───── INFORMATION SUPPLIED ─────

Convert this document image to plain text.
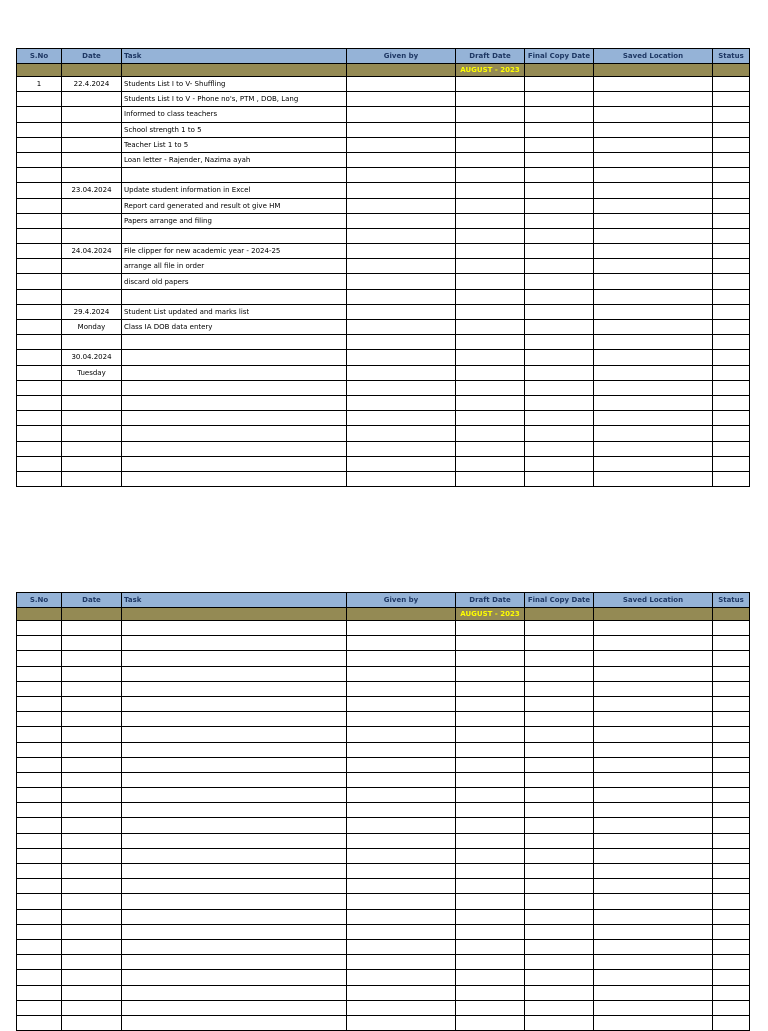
S.No	Date	Task	Given by	Draft Date	Final Copy Date	Saved Location	Status
				AUGUST - 2023			
1	22.4.2024	Students List I to V- Shuffling					
		Students List I to V - Phone no's, PTM , DOB, Lang					
		Informed to class teachers					
		School strength 1 to 5					
		Teacher List 1 to 5					
		Loan letter - Rajender, Nazima ayah					

	23.04.2024	Update student information in Excel					
		Report card generated and result ot give HM					
		Papers arrange and filing					

	24.04.2024	File clipper for new academic year - 2024-25					
		arrange all file in order					
		discard old papers					

	29.4.2024	Student List updated and marks list					
	Monday	Class IA DOB data entery					

	30.04.2024						
	Tuesday						

S.No	Date	Task	Given by	Draft Date	Final Copy Date	Saved Location	Status
				AUGUST - 2023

─────

TASK DESCRIPTION — Strip the images and reproduce the remaining records precisely.

THE RESPONSE —
Convert this document image to plain text.
S.No	Date	Task	Given by	Draft Date	Final Copy Date	Saved Location	Status
				AUGUST - 2023			
1	22.4.2024	Students List I to V- Shuffling					
		Students List I to V - Phone no's, PTM , DOB, Lang					
		Informed to class teachers					
		School strength 1 to 5					
		Teacher List 1 to 5					
		Loan letter - Rajender, Nazima ayah					

	23.04.2024	Update student information in Excel					
		Report card generated and result ot give HM					
		Papers arrange and filing					

	24.04.2024	File clipper for new academic year - 2024-25					
		arrange all file in order					
		discard old papers					

	29.4.2024	Student List updated and marks list					
	Monday	Class IA DOB data entery					

	30.04.2024						
	Tuesday						

S.No	Date	Task	Given by	Draft Date	Final Copy Date	Saved Location	Status
				AUGUST - 2023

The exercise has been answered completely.